Every entry must be repeated exactly. Exclude all pictures.

------------------------------

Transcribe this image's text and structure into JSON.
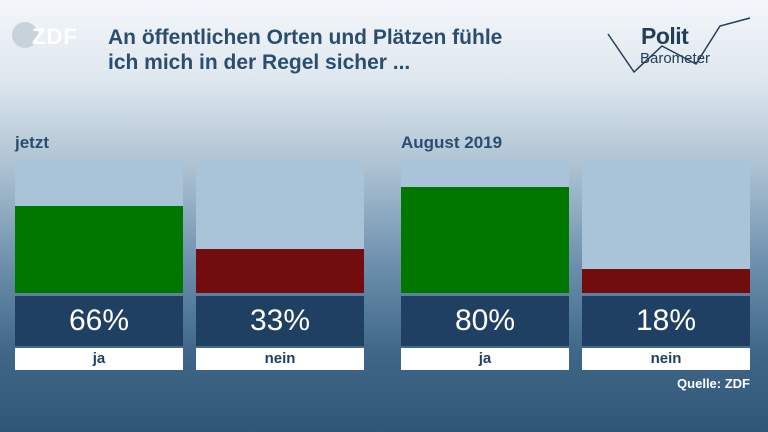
{
  "header": {
    "logo_text": "ZDF",
    "title_lines": [
      "An öffentlichen Orten und Plätzen fühle",
      "ich mich in der Regel sicher ..."
    ],
    "brand_top": "Polit",
    "brand_bottom": "Barometer"
  },
  "source": "Quelle: ZDF",
  "colors": {
    "ja": "#007800",
    "nein": "#720d0d",
    "bar_background": "#a9c3d8",
    "value_box": "#1f4062"
  },
  "chart_data": [
    {
      "type": "bar",
      "title": "jetzt",
      "categories": [
        "ja",
        "nein"
      ],
      "values": [
        66,
        33
      ],
      "value_labels": [
        "66%",
        "33%"
      ],
      "ylim": [
        0,
        100
      ]
    },
    {
      "type": "bar",
      "title": "August 2019",
      "categories": [
        "ja",
        "nein"
      ],
      "values": [
        80,
        18
      ],
      "value_labels": [
        "80%",
        "18%"
      ],
      "ylim": [
        0,
        100
      ]
    }
  ]
}
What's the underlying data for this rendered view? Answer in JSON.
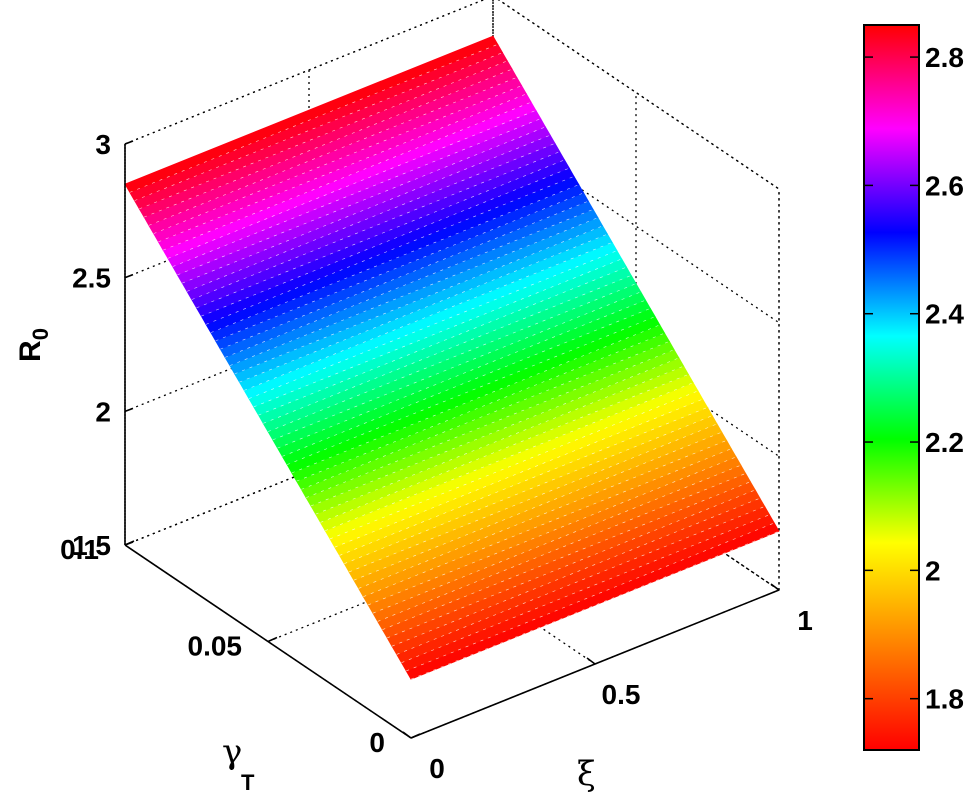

------------------------------

| Task response |
Transcribe this image's text and structure into JSON.
{
  "header": {
    "logo_text": "ZDF",
    "title_lines": [
      "An öffentlichen Orten und Plätzen fühle",
      "ich mich in der Regel sicher ..."
    ],
    "brand_top": "Polit",
    "brand_bottom": "Barometer"
  },
  "source": "Quelle: ZDF",
  "colors": {
    "ja": "#007800",
    "nein": "#720d0d",
    "bar_background": "#a9c3d8",
    "value_box": "#1f4062"
  },
  "chart_data": [
    {
      "type": "bar",
      "title": "jetzt",
      "categories": [
        "ja",
        "nein"
      ],
      "values": [
        66,
        33
      ],
      "value_labels": [
        "66%",
        "33%"
      ],
      "ylim": [
        0,
        100
      ]
    },
    {
      "type": "bar",
      "title": "August 2019",
      "categories": [
        "ja",
        "nein"
      ],
      "values": [
        80,
        18
      ],
      "value_labels": [
        "80%",
        "18%"
      ],
      "ylim": [
        0,
        100
      ]
    }
  ]
}
What's the underlying data for this rendered view? Answer in JSON.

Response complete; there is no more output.